MATERIAL FOR THE TASK:
==*==

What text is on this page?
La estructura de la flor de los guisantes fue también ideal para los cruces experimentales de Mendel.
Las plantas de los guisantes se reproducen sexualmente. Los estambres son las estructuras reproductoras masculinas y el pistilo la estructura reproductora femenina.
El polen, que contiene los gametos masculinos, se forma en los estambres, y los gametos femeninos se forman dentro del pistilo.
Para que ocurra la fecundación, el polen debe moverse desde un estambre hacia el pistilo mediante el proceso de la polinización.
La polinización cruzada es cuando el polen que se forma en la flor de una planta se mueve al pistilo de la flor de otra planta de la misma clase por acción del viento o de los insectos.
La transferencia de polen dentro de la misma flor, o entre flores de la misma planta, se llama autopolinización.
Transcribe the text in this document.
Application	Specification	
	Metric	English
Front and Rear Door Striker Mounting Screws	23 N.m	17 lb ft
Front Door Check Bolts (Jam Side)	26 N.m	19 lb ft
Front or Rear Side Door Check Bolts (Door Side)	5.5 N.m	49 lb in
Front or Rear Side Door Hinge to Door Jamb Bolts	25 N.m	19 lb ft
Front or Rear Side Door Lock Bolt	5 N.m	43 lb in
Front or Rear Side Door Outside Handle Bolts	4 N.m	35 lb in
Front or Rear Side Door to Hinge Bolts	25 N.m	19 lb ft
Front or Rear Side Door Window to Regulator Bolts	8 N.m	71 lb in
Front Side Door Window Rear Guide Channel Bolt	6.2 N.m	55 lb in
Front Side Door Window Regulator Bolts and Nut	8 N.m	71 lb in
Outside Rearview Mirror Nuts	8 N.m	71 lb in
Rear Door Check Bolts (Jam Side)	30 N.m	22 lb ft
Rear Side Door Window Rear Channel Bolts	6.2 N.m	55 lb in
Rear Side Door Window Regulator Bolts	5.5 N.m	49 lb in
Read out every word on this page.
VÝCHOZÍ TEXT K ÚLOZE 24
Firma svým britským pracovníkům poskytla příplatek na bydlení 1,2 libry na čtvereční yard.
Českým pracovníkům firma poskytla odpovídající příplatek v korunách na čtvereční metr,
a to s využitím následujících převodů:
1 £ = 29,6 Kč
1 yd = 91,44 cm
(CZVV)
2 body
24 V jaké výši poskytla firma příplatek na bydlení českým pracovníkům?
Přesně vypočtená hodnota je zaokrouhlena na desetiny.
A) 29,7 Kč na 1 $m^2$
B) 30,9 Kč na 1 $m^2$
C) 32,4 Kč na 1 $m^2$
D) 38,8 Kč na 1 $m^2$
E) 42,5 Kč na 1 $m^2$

==*==

DIRECTIONS FOR THIS TASK: Please repeat the material above, word for word and in full.

FINAL RESULT:
What text is on this page?
La estructura de la flor de los guisantes fue también ideal para los cruces experimentales de Mendel.
Las plantas de los guisantes se reproducen sexualmente. Los estambres son las estructuras reproductoras masculinas y el pistilo la estructura reproductora femenina.
El polen, que contiene los gametos masculinos, se forma en los estambres, y los gametos femeninos se forman dentro del pistilo.
Para que ocurra la fecundación, el polen debe moverse desde un estambre hacia el pistilo mediante el proceso de la polinización.
La polinización cruzada es cuando el polen que se forma en la flor de una planta se mueve al pistilo de la flor de otra planta de la misma clase por acción del viento o de los insectos.
La transferencia de polen dentro de la misma flor, o entre flores de la misma planta, se llama autopolinización.
Transcribe the text in this document.
Application	Specification	
	Metric	English
Front and Rear Door Striker Mounting Screws	23 N.m	17 lb ft
Front Door Check Bolts (Jam Side)	26 N.m	19 lb ft
Front or Rear Side Door Check Bolts (Door Side)	5.5 N.m	49 lb in
Front or Rear Side Door Hinge to Door Jamb Bolts	25 N.m	19 lb ft
Front or Rear Side Door Lock Bolt	5 N.m	43 lb in
Front or Rear Side Door Outside Handle Bolts	4 N.m	35 lb in
Front or Rear Side Door to Hinge Bolts	25 N.m	19 lb ft
Front or Rear Side Door Window to Regulator Bolts	8 N.m	71 lb in
Front Side Door Window Rear Guide Channel Bolt	6.2 N.m	55 lb in
Front Side Door Window Regulator Bolts and Nut	8 N.m	71 lb in
Outside Rearview Mirror Nuts	8 N.m	71 lb in
Rear Door Check Bolts (Jam Side)	30 N.m	22 lb ft
Rear Side Door Window Rear Channel Bolts	6.2 N.m	55 lb in
Rear Side Door Window Regulator Bolts	5.5 N.m	49 lb in
Read out every word on this page.
VÝCHOZÍ TEXT K ÚLOZE 24
Firma svým britským pracovníkům poskytla příplatek na bydlení 1,2 libry na čtvereční yard.
Českým pracovníkům firma poskytla odpovídající příplatek v korunách na čtvereční metr,
a to s využitím následujících převodů:
1 £ = 29,6 Kč
1 yd = 91,44 cm
(CZVV)
2 body
24 V jaké výši poskytla firma příplatek na bydlení českým pracovníkům?
Přesně vypočtená hodnota je zaokrouhlena na desetiny.
A) 29,7 Kč na 1 $m^2$
B) 30,9 Kč na 1 $m^2$
C) 32,4 Kč na 1 $m^2$
D) 38,8 Kč na 1 $m^2$
E) 42,5 Kč na 1 $m^2$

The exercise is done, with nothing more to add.